◆ Selected excerpt ◆
----

Updated: May 4
In Part I, I started to share about the resurfacing of traumatic experiences in March 2019 that led to me taking time away from my consulting business. As I struggled through the following months, my therapist, primary care physician, and I came up with a plan for what we agreed would help me most - to return to India. I had experienced so much healing there two years prior. I know it's an option that not everyone has, and honestly it wasn't technically a financially smart move for me, but I was completely at my wit's end and had a gut feeling it was the right choice. Also, being part of the German social system, I was able to be written sick (burnout and C-PTSD), and was allowed to travel during that period of time for healing purposes.
I was nervous about going; I had been feeling anxious in crowds and unsafe going out at night, and India is notoriously...erm not the safest for women traveling alone, but I took every precaution to make sure I could get to Rishikesh with as little stress as possible. I would be there for a month for the second part of my yoga teacher training - I knew I would have the best chance of feeling better if I had some structure and guidance, rather than going it alone.

----

◆ Data for review ◆
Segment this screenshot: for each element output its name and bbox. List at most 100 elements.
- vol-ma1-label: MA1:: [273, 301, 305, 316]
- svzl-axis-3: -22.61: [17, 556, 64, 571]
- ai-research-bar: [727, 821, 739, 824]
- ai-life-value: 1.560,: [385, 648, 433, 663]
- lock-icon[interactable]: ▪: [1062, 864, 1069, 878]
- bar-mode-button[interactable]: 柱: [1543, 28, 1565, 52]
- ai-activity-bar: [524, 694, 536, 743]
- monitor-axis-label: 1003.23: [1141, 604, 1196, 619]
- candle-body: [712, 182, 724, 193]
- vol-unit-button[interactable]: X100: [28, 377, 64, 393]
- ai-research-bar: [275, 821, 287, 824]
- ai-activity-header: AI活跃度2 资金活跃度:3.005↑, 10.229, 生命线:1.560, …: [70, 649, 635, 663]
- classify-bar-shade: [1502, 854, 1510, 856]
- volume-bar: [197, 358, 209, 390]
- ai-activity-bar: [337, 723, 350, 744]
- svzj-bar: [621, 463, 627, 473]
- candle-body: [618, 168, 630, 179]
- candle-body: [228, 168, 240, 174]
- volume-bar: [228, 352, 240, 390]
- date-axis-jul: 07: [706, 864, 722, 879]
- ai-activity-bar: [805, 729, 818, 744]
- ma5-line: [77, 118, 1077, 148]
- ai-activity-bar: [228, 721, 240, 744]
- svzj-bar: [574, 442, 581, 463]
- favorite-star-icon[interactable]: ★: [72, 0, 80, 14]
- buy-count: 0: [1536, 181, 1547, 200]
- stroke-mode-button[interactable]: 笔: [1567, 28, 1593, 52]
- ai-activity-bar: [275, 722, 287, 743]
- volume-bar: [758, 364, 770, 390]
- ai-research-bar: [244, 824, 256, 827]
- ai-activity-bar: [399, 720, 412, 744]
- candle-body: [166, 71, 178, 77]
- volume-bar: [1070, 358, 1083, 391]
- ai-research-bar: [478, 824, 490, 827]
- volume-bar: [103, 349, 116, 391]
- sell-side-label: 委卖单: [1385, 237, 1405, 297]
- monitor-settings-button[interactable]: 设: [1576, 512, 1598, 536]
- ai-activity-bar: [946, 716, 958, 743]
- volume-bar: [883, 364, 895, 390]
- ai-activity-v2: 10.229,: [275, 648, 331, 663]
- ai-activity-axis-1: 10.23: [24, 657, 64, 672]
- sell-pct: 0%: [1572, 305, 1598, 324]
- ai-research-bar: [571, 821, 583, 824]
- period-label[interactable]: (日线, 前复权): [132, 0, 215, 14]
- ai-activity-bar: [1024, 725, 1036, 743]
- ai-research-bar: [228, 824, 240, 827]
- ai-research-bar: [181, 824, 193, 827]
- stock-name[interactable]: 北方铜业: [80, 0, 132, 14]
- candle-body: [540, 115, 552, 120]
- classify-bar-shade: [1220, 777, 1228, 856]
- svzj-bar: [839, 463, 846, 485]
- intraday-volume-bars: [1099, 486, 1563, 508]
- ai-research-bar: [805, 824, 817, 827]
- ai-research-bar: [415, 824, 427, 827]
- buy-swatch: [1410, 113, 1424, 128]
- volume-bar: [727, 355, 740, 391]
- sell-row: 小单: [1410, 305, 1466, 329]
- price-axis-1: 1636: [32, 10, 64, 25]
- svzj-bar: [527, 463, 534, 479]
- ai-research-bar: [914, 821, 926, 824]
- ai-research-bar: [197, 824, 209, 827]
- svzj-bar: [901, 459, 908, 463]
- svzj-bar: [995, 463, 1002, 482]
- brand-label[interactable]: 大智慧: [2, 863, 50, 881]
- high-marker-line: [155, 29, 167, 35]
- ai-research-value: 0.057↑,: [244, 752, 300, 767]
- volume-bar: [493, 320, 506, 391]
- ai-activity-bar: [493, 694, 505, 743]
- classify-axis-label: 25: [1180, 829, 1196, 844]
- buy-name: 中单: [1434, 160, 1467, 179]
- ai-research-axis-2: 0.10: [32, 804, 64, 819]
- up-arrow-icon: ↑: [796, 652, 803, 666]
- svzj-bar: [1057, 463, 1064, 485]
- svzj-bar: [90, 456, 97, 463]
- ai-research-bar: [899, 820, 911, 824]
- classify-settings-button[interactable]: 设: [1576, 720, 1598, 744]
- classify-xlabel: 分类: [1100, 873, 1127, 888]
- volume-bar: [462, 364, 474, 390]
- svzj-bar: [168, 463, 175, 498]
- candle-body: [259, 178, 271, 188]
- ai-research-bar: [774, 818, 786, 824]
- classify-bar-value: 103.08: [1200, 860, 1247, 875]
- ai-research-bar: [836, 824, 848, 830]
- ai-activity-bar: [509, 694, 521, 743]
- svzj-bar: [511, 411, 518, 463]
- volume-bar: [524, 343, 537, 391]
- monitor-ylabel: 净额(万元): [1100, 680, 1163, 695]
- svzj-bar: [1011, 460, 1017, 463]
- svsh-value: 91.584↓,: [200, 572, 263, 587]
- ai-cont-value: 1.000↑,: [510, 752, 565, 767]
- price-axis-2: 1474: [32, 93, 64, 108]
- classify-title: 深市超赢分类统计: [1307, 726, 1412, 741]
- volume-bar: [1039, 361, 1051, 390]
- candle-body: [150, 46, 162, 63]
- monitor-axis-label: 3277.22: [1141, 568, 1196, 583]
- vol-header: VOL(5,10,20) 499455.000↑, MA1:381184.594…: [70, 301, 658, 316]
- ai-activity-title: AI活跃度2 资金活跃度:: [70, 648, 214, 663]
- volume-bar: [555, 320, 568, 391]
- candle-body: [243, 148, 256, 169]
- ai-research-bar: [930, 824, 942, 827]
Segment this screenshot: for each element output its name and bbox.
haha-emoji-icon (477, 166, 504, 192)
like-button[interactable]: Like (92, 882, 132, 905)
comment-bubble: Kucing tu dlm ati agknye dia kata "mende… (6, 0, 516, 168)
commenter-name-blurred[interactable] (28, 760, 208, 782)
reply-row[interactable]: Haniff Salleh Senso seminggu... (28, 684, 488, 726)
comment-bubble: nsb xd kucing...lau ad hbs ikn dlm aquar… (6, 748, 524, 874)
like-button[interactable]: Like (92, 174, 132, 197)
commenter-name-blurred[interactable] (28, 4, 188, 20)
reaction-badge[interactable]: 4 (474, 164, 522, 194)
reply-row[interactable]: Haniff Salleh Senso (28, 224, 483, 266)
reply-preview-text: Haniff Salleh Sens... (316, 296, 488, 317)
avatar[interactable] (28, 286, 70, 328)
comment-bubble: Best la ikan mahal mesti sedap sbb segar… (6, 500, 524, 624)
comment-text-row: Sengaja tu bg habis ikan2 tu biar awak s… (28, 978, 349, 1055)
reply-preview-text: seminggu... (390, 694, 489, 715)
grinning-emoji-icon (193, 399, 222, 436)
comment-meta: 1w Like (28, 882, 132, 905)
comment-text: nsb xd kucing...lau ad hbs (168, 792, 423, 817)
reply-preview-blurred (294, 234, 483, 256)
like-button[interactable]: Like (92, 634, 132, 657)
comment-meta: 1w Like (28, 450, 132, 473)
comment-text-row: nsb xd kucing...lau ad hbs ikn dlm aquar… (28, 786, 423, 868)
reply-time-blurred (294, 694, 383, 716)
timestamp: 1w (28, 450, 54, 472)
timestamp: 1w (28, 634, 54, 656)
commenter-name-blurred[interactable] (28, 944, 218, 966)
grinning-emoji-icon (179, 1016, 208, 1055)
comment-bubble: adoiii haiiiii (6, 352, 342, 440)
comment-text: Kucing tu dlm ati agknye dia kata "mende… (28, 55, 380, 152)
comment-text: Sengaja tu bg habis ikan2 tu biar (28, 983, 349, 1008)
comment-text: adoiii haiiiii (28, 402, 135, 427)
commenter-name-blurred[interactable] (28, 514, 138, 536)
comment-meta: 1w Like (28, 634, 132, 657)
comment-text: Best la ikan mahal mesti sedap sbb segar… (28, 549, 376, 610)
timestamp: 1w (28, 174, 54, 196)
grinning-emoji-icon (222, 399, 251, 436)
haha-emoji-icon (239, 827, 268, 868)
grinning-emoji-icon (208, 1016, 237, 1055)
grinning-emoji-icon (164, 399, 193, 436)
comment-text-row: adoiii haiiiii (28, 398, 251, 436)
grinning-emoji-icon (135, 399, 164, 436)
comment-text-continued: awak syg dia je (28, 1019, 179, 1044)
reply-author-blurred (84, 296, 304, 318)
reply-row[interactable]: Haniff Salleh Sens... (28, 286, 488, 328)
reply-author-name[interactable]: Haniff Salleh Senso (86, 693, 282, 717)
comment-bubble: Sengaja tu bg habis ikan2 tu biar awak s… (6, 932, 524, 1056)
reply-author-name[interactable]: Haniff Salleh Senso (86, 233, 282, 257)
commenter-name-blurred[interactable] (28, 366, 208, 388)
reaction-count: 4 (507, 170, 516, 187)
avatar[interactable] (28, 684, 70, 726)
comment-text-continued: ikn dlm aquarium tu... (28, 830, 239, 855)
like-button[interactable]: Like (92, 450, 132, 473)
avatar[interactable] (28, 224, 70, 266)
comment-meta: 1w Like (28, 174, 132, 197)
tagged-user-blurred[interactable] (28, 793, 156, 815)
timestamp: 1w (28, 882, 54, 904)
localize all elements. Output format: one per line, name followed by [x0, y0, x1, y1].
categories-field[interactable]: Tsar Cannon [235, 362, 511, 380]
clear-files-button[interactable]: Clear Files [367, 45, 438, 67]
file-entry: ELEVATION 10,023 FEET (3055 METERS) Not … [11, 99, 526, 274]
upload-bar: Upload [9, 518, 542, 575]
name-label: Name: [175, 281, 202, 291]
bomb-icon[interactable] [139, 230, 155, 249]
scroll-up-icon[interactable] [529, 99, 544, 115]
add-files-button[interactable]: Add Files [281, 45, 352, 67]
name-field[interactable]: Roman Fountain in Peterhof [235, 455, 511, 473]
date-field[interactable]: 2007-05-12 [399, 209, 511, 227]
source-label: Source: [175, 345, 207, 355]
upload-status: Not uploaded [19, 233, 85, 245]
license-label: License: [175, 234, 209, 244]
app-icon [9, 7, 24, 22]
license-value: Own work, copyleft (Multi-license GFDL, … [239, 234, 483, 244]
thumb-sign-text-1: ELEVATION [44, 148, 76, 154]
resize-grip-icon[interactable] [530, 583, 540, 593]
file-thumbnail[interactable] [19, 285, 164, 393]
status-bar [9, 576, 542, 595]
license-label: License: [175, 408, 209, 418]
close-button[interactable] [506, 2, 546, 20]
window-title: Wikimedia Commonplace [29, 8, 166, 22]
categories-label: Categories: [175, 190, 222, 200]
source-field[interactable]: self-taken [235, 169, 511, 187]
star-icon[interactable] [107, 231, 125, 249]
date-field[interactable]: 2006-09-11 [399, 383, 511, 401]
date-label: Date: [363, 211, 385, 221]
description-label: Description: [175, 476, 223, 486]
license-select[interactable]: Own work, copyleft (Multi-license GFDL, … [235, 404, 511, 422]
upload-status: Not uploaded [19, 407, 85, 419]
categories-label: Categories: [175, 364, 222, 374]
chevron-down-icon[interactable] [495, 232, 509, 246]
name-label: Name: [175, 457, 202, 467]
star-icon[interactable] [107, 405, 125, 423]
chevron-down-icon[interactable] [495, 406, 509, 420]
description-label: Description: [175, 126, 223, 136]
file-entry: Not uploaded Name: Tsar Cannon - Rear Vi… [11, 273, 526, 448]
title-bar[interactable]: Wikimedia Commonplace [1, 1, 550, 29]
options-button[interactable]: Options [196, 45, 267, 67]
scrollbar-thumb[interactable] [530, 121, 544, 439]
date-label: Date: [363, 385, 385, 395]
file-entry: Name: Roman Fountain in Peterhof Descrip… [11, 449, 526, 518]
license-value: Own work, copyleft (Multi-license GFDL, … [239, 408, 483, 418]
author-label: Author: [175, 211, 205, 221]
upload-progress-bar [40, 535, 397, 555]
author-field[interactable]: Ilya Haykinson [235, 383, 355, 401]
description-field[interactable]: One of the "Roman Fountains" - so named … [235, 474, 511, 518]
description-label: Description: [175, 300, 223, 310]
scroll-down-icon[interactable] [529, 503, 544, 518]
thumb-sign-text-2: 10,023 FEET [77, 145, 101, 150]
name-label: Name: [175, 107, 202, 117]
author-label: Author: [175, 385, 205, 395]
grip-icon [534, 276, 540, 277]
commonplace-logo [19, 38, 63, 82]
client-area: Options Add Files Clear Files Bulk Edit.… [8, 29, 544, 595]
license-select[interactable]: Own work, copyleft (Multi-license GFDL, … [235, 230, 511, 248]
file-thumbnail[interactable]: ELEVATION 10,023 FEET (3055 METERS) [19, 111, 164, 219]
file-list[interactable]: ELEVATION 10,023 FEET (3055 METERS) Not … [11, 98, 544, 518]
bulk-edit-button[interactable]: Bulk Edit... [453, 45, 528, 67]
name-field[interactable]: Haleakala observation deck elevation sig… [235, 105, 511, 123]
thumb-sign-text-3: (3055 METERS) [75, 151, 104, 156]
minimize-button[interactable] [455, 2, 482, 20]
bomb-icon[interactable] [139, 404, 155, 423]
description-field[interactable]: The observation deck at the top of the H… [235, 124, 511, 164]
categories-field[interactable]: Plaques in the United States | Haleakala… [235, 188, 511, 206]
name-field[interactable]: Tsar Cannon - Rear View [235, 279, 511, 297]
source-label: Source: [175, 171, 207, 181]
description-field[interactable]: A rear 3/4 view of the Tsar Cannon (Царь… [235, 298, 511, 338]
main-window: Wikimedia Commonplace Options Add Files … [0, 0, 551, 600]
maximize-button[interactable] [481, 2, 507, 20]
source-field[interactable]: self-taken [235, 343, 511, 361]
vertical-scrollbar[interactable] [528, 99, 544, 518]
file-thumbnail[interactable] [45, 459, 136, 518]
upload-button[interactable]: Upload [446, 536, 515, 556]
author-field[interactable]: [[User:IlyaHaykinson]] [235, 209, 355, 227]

----

◆ Actions to take ◆
1. Using the post about returning to India, mark each statement yes or no, and quote the words that decide it: (a) The writer came up with the plan to return to India together with a therapist and a primary care physician. (b) The writer considered the trip a financially smart move. (c) The writer planned to stay in Rishikesh for two months.
2. Pick up the post about returning to India after its last sentence and keep writing it.

◆ Answers to this exercise ◆
1.
(a) Yes: "my therapist, primary care physician, and I came up with a plan for what we agreed would help me most - to return to India"
(b) No: "it wasn't technically a financially smart move for me"
(c) No: "I would be there for a month for the second part of my yoga teacher training"

2.
When the program started, I did have some interpersonal difficulties - with certain teachers, other students, etc. I also felt my usual irrational terror at public speaking, singing mantras, and teaching classes. But over time, these fears started to fade. I began to gain confidence, to stand my ground, to speak my mind. And then, about halfway through the course, I experienced an almost indescribable meditative state. I won't go into to much detail, but ultimately, I connected with something so much greater than myself, that my remaining fears and inhibitions fell away. I felt calm; I felt safe. For the first time I could remember, I felt like myself. I felt like I knew what I wanted, that I had the energy to actually show up in the world, to contribute to the fullest. And I knew that, no matter what happened, everything would turn out fine. I began to pick up on and listen to signs from the universe. It was nothing but pure magic. And from this security, I was able to move forward.
This was an amazing development for me personally, and it changed the course of my path. I felt the strength to act on things I had only dreamed of. It changed the way I conducted myself at work and with strangers. And somehow, even though I was spending more time on my personal practices than ever, I also was making friends in Munich for the first time in two years.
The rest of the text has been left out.